[Data records]
•••••
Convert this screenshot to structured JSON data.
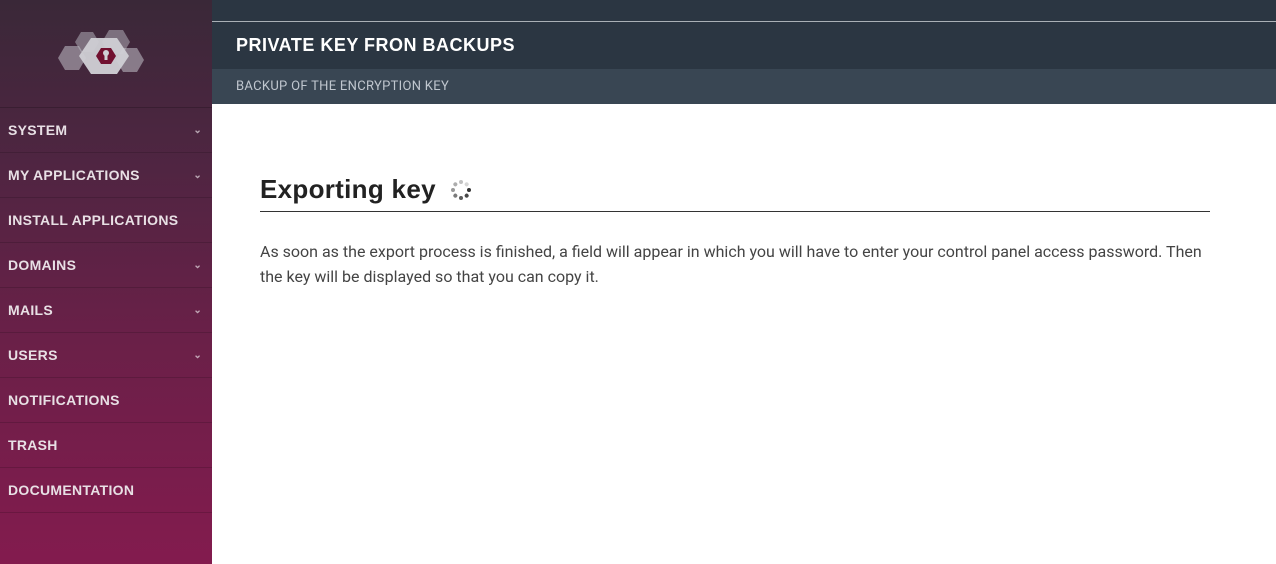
{
  "sidebar": {
    "items": [
      {
        "label": "SYSTEM",
        "expandable": true
      },
      {
        "label": "MY APPLICATIONS",
        "expandable": true
      },
      {
        "label": "INSTALL APPLICATIONS",
        "expandable": false
      },
      {
        "label": "DOMAINS",
        "expandable": true
      },
      {
        "label": "MAILS",
        "expandable": true
      },
      {
        "label": "USERS",
        "expandable": true
      },
      {
        "label": "NOTIFICATIONS",
        "expandable": false
      },
      {
        "label": "TRASH",
        "expandable": false
      },
      {
        "label": "DOCUMENTATION",
        "expandable": false
      }
    ]
  },
  "header": {
    "title": "PRIVATE KEY FRON BACKUPS",
    "subtitle": "BACKUP OF THE ENCRYPTION KEY"
  },
  "content": {
    "heading": "Exporting key",
    "body": "As soon as the export process is finished, a field will appear in which you will have to enter your control panel access password. Then the key will be displayed so that you can copy it."
  }
}
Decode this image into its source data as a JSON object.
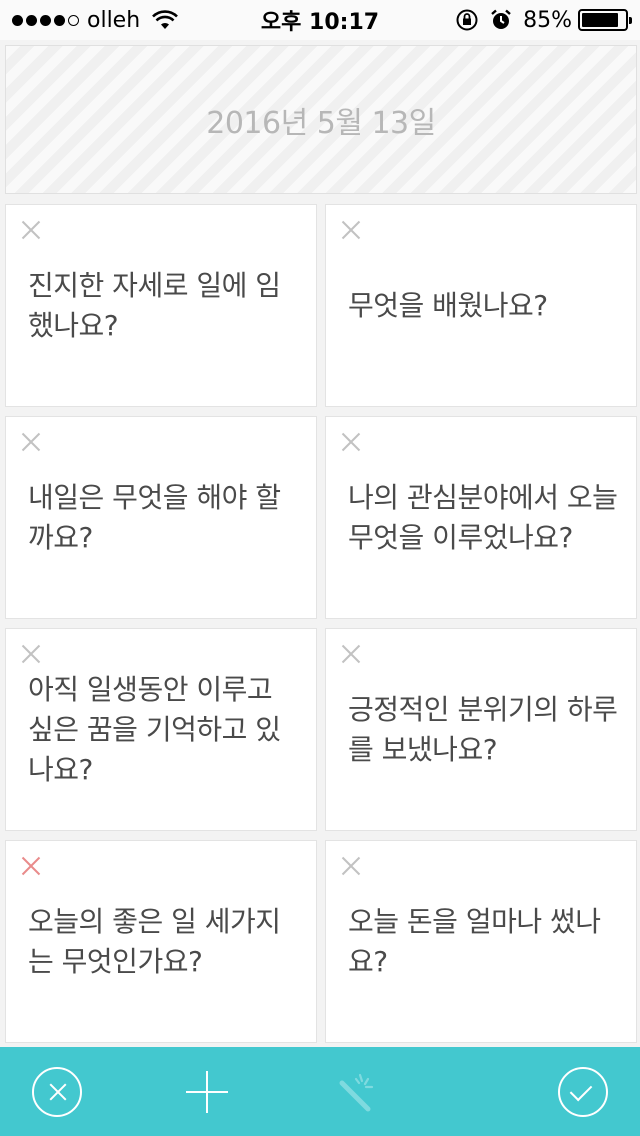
•••••
* _Task_
Write out every line of the preceding listing that contains "JSON".

* _Answer to this task_
Convert this screenshot to structured JSON data.
Decode this image into its source data as a JSON object.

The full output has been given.